— WHAT YOU NEED TO DO —
Repeat the material exactly, leaving nothing out.

+ + + + +

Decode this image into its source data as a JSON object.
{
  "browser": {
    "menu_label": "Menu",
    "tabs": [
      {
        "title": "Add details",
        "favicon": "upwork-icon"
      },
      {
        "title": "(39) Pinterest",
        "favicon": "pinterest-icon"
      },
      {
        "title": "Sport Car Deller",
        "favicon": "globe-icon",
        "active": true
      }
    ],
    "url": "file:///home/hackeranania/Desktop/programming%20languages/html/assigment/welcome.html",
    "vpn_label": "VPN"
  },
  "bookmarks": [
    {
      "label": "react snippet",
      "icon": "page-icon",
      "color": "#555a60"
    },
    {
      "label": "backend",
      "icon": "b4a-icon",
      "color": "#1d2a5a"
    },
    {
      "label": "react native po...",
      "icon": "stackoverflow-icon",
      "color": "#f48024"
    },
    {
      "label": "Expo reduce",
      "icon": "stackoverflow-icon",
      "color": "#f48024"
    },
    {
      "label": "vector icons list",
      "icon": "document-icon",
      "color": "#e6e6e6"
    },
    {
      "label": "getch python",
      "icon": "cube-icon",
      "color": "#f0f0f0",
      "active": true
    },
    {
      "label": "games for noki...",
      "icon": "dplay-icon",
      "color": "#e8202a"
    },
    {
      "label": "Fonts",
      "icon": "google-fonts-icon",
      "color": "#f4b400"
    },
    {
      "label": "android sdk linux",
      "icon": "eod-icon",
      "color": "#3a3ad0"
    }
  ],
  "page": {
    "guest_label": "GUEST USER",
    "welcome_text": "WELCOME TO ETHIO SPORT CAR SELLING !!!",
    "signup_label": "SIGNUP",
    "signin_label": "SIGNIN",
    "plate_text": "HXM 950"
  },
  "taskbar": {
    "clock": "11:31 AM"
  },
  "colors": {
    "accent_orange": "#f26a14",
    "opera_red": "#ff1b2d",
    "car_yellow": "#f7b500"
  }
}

+ + + + +

— ANSWER TO THE TASK —
Decode this image into its source data as a JSON object.
{
  "browser": {
    "menu_label": "Menu",
    "tabs": [
      {
        "title": "Add details",
        "favicon": "upwork-icon"
      },
      {
        "title": "(39) Pinterest",
        "favicon": "pinterest-icon"
      },
      {
        "title": "Sport Car Deller",
        "favicon": "globe-icon",
        "active": true
      }
    ],
    "url": "file:///home/hackeranania/Desktop/programming%20languages/html/assigment/welcome.html",
    "vpn_label": "VPN"
  },
  "bookmarks": [
    {
      "label": "react snippet",
      "icon": "page-icon",
      "color": "#555a60"
    },
    {
      "label": "backend",
      "icon": "b4a-icon",
      "color": "#1d2a5a"
    },
    {
      "label": "react native po...",
      "icon": "stackoverflow-icon",
      "color": "#f48024"
    },
    {
      "label": "Expo reduce",
      "icon": "stackoverflow-icon",
      "color": "#f48024"
    },
    {
      "label": "vector icons list",
      "icon": "document-icon",
      "color": "#e6e6e6"
    },
    {
      "label": "getch python",
      "icon": "cube-icon",
      "color": "#f0f0f0",
      "active": true
    },
    {
      "label": "games for noki...",
      "icon": "dplay-icon",
      "color": "#e8202a"
    },
    {
      "label": "Fonts",
      "icon": "google-fonts-icon",
      "color": "#f4b400"
    },
    {
      "label": "android sdk linux",
      "icon": "eod-icon",
      "color": "#3a3ad0"
    }
  ],
  "page": {
    "guest_label": "GUEST USER",
    "welcome_text": "WELCOME TO ETHIO SPORT CAR SELLING !!!",
    "signup_label": "SIGNUP",
    "signin_label": "SIGNIN",
    "plate_text": "HXM 950"
  },
  "taskbar": {
    "clock": "11:31 AM"
  },
  "colors": {
    "accent_orange": "#f26a14",
    "opera_red": "#ff1b2d",
    "car_yellow": "#f7b500"
  }
}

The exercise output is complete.